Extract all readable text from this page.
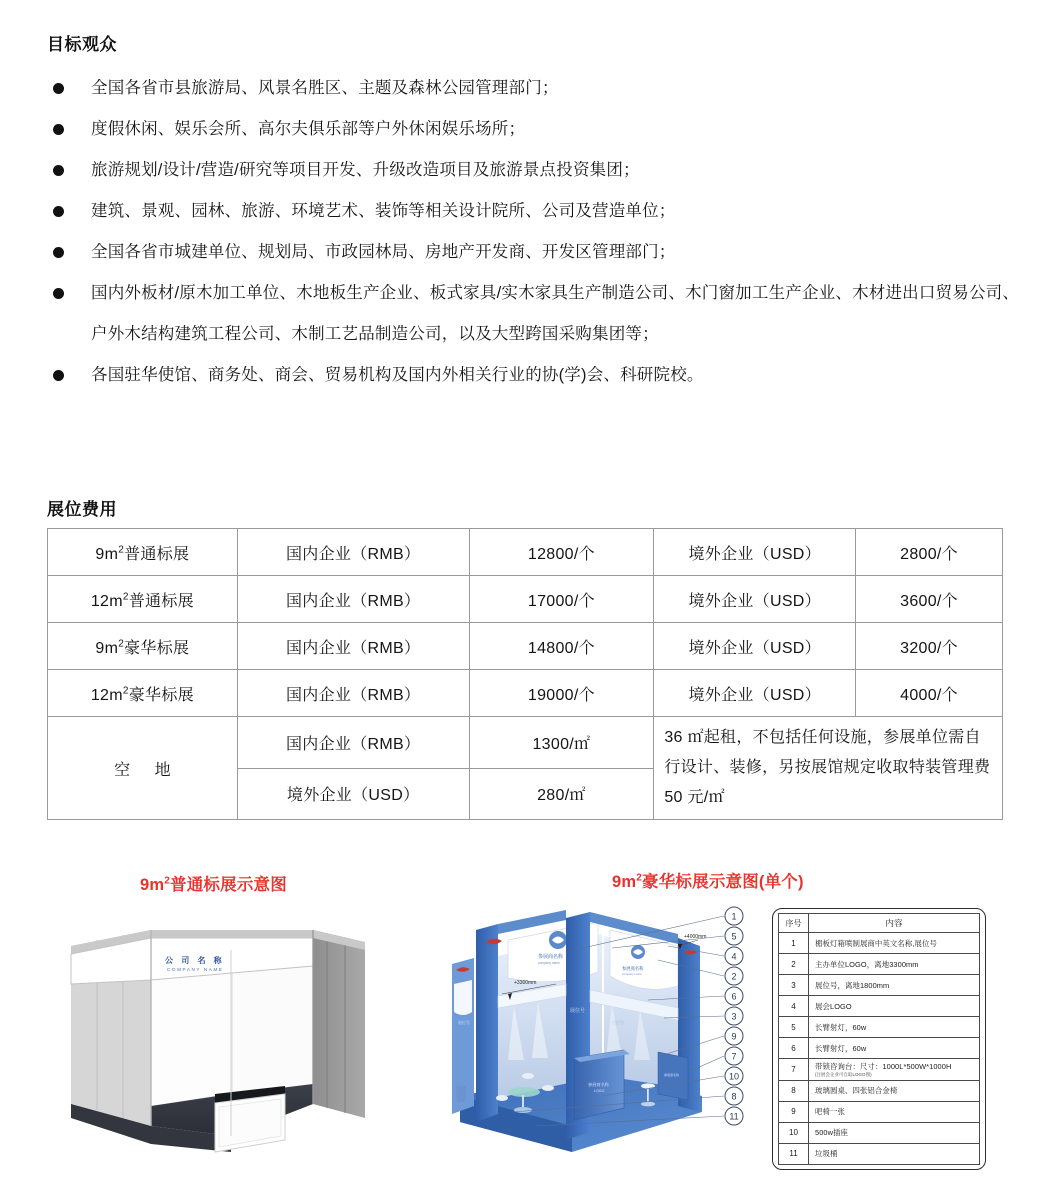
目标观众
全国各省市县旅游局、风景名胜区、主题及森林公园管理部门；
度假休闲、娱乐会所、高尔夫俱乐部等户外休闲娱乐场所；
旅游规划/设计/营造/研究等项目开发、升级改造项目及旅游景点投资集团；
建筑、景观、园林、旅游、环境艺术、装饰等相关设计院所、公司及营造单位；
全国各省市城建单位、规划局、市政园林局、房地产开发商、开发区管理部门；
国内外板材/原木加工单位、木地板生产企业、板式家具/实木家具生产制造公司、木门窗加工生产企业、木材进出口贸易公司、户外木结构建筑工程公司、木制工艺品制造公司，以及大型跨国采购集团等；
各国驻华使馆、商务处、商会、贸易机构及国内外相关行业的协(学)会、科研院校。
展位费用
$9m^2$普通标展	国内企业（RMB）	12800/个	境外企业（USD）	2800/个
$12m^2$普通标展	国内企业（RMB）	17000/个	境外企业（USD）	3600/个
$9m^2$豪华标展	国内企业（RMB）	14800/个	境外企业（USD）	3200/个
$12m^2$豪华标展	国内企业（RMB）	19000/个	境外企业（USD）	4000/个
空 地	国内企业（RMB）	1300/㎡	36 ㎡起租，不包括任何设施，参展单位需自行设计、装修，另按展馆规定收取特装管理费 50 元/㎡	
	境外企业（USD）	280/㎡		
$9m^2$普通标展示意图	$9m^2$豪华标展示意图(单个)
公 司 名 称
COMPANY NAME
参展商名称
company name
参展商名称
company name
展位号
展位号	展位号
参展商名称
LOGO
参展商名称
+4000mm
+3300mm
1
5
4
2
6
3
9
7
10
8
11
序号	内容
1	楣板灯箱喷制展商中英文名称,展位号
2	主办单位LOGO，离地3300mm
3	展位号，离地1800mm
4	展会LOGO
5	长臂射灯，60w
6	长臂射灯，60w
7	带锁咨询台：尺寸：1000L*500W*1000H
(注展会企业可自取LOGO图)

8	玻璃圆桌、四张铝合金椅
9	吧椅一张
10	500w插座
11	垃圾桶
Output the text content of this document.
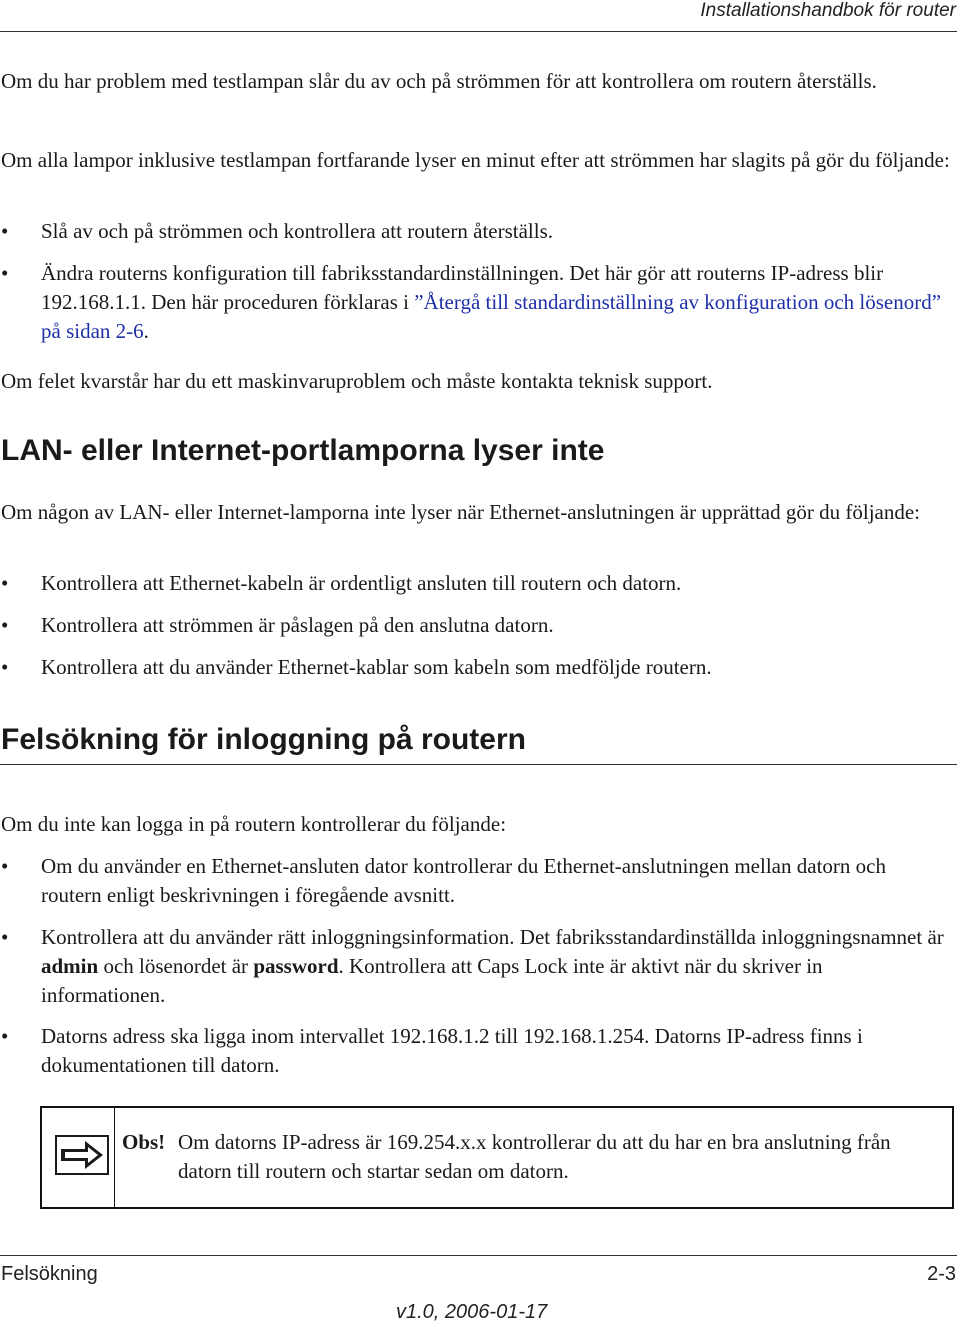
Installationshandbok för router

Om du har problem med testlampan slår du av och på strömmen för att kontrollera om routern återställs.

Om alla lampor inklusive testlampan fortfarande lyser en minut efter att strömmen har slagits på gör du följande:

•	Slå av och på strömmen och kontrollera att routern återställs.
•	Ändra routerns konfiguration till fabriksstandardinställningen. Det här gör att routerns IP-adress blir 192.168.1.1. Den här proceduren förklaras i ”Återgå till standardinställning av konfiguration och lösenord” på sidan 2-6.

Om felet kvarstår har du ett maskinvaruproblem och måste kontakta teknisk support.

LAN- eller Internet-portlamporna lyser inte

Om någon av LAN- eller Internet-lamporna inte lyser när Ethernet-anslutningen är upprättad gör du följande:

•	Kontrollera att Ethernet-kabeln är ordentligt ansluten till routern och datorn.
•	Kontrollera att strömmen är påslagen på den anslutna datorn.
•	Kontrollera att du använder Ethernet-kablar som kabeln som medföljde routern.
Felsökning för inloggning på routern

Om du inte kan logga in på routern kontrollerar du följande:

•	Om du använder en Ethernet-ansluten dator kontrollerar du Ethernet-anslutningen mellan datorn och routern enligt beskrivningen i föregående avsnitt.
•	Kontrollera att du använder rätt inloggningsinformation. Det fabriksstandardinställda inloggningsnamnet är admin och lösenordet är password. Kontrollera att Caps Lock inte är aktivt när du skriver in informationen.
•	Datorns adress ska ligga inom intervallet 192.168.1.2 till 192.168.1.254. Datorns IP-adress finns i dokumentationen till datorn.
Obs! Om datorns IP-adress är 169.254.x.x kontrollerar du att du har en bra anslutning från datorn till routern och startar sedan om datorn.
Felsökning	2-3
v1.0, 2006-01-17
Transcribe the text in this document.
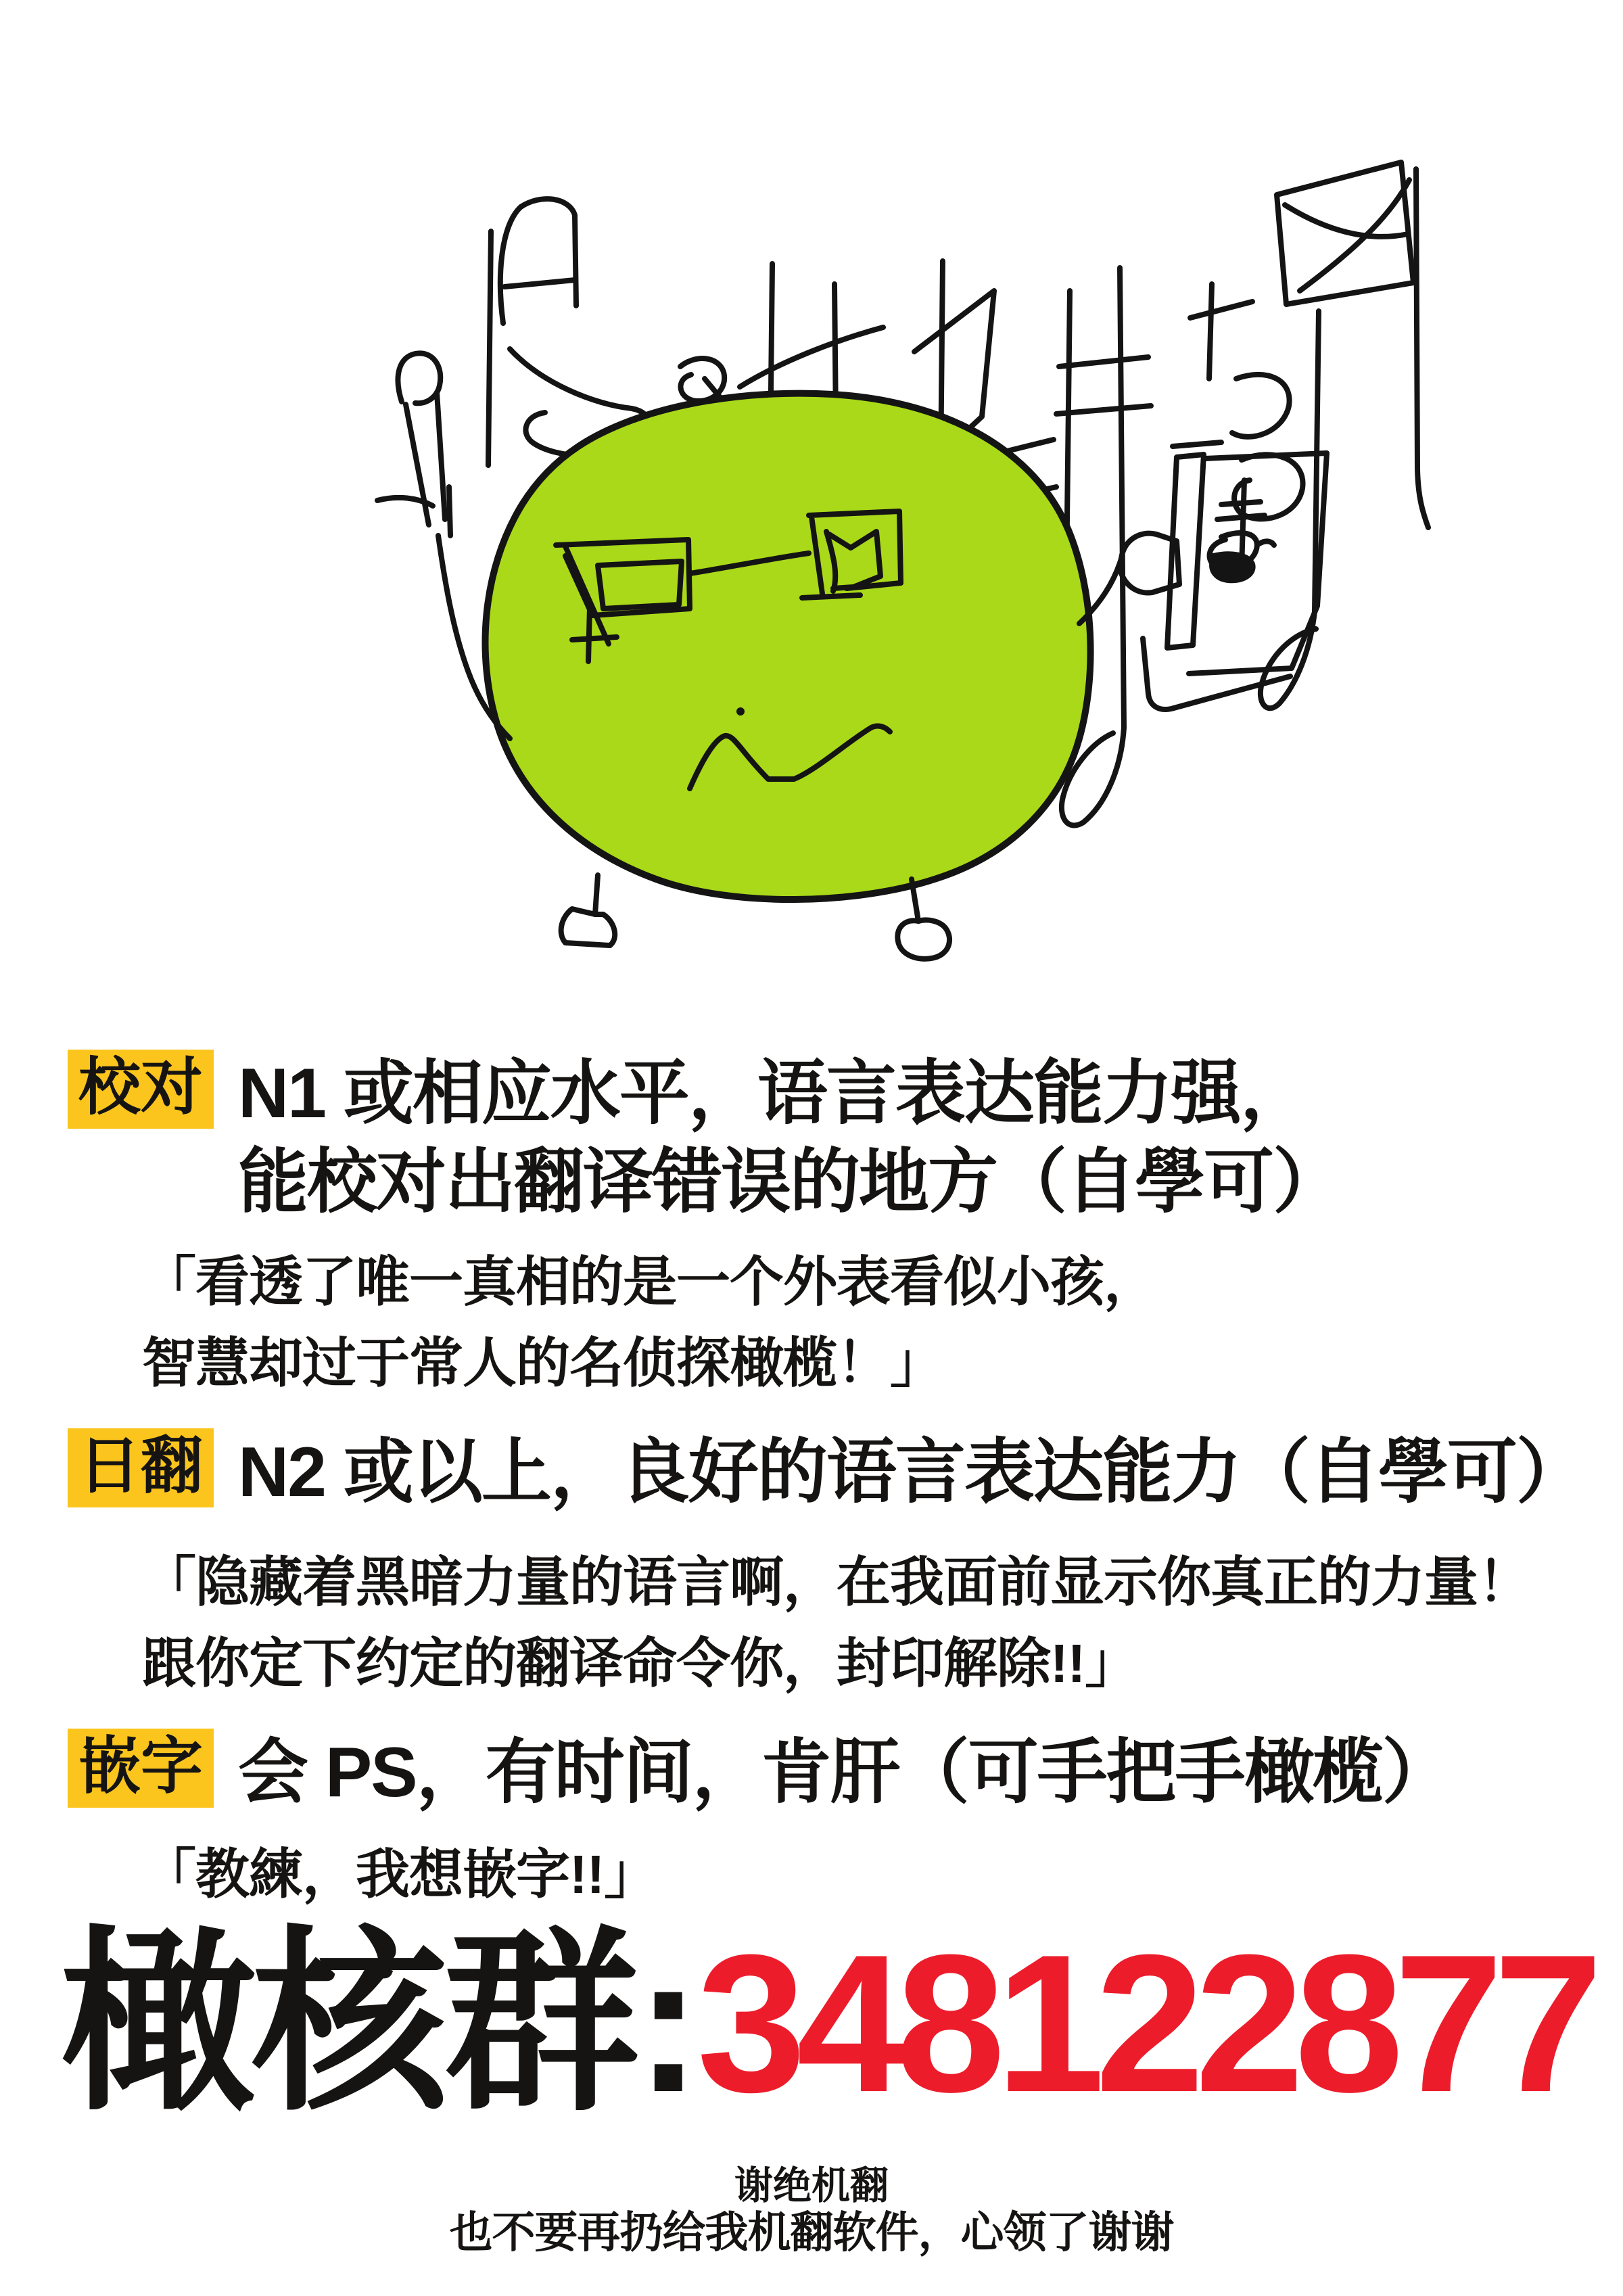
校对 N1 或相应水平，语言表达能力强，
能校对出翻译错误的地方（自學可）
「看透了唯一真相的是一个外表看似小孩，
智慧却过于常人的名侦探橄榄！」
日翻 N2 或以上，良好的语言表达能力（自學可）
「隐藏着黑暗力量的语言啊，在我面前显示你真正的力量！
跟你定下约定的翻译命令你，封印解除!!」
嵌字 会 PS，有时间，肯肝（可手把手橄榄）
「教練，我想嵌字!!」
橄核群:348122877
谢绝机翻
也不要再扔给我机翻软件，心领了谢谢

◇ ◇ ◇ ◇

• WHAT YOU WILL DO: Take the line that contains "Transcribe the text in this document." and every line after it to the end of the records above; quote them exactly, leaving out the pictures.

• WORKED SOLUTION:
Transcribe the text in this document.
校对 N1 或相应水平，语言表达能力强，
能校对出翻译错误的地方（自學可）
「看透了唯一真相的是一个外表看似小孩，
智慧却过于常人的名侦探橄榄！」
日翻 N2 或以上，良好的语言表达能力（自學可）
「隐藏着黑暗力量的语言啊，在我面前显示你真正的力量！
跟你定下约定的翻译命令你，封印解除!!」
嵌字 会 PS，有时间，肯肝（可手把手橄榄）
「教練，我想嵌字!!」
橄核群:348122877
谢绝机翻
也不要再扔给我机翻软件，心领了谢谢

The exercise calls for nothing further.